● Textauszug
Ist
Austerität kontraproduktiv? Brad DeLong
und Larry Summers argumentieren
in einer inzwischen viel zitierten Forschungsarbeit
(„Fiscal Policy in a Depressed Economy“)
vom März 2012, dass die negativen Auswirkungen von Haushaltskonsolidierung auf
das Wirtschaftswachstum in der aktuellen wirtschaftlichen Situation so gross
sein dürfte, dass die Auswirkungen auf die Schuldenquote (debt-GDP-ratio) pervers werde, was dazu führt, dass die Schulden im
Verhältnis zur Wirtschaftsleistung steigen, statt zu fallen.
Nun hat der IWF in einem vor ein paar Wochen vorgelegten Wirtschaftsbericht (Global Prospects and Policies) im
„Chapter 1“ herausgestrichen, dass der „Fiskalmultiplikator“
in wichtigen Industrieländern während der Grossen Rezession grösser ist als
bisher eingeschätzt.
Vor diesem Hintergrund unternehmen Dawn Holland und Jonathan
Portes anhand des National
Institute Global Econometric Model (NIGEM) den Versuch, die mengenmässigen
Auswirkungen der koordinierten Haushaltskonsolidierung in der gesamten EU zu
modellieren, indem sie auch die aktuelle Konjunktur in Erwägung ziehen. Das
Ergebnis präsentieren die Autoren in einem lesenswerten Essay („Self-defeating austerity?“) in voxeu.

● Bereitgestellte Daten
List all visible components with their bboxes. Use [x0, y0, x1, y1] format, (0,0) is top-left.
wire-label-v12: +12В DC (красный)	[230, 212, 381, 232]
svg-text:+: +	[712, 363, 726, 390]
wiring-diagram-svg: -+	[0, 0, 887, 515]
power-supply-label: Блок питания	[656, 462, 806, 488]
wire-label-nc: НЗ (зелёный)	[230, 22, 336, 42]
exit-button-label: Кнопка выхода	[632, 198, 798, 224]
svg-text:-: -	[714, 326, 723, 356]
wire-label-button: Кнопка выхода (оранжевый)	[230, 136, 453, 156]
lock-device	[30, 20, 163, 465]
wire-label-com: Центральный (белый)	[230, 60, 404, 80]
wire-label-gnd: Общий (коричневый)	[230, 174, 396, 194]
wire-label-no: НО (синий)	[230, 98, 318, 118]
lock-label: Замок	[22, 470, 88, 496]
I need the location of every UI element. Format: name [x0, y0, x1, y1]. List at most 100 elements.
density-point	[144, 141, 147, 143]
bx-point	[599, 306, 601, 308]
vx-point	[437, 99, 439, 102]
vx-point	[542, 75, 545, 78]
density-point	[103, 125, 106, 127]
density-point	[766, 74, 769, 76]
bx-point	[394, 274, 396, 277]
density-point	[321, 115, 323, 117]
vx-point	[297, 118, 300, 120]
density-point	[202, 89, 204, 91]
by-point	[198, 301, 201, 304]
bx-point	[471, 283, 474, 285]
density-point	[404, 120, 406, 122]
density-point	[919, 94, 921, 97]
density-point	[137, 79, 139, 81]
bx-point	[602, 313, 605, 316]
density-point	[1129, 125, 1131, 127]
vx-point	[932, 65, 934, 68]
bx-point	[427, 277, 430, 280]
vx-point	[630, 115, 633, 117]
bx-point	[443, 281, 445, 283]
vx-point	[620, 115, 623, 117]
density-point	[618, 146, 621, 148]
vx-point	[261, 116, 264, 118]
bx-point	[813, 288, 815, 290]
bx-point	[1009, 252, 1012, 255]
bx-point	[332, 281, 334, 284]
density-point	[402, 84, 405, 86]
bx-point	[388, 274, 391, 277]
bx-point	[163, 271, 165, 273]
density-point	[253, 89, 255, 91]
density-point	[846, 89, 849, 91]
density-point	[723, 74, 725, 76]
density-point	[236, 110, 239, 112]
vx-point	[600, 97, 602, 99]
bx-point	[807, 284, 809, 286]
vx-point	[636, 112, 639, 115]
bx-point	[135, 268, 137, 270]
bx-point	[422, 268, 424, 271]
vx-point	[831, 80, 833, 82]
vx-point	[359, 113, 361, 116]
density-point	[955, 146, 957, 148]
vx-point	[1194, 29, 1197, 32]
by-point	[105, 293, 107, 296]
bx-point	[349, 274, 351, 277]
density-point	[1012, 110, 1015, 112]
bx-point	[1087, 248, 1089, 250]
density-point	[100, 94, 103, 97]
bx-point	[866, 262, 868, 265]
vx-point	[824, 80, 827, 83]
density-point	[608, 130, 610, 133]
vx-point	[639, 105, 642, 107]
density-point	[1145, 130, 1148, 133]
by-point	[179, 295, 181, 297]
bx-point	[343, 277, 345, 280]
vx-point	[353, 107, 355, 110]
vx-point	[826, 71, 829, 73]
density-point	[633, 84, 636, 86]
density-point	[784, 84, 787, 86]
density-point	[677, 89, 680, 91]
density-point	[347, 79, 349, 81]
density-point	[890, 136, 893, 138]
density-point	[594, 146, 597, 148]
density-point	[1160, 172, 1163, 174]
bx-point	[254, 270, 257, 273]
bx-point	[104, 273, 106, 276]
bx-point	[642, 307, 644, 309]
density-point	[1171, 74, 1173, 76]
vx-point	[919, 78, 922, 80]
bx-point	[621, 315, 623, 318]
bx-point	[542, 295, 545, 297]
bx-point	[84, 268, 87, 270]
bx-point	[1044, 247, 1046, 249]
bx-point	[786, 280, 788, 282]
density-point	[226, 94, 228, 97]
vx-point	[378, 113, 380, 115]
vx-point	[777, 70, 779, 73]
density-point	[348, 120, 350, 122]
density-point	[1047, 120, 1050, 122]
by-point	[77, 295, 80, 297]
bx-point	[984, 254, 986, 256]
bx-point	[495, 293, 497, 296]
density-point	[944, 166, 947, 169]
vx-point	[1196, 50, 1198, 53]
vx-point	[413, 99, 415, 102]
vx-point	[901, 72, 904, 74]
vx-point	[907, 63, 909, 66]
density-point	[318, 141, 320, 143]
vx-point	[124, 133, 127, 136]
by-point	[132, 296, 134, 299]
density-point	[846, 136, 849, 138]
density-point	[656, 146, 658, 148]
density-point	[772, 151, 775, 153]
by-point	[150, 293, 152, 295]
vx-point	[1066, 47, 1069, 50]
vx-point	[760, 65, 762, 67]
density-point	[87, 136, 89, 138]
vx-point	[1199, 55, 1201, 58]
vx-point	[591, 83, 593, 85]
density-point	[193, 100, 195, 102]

● Deine Anweisungen
Beantworte zum Textauszug über Austerität:
(a) In welchem Monat und Jahr erschien die Forschungsarbeit von Brad DeLong und Larry Summers?
(b) In welchem Kapitel seines Berichts „Global Prospects and Policies“ hebt der IWF den Fiskalmultiplikator hervor?
(c) Mit welchem Modell untersuchen Dawn Holland und Jonathan Portes die Folgen der Haushaltskonsolidierung in der EU?
Das Material spielt hierfür keine Rolle.

● Antwort zur Aufgabe
(a) Im März 2012.
(b) In „Chapter 1“.
(c) Mit dem National Institute Global Econometric Model (NIGEM).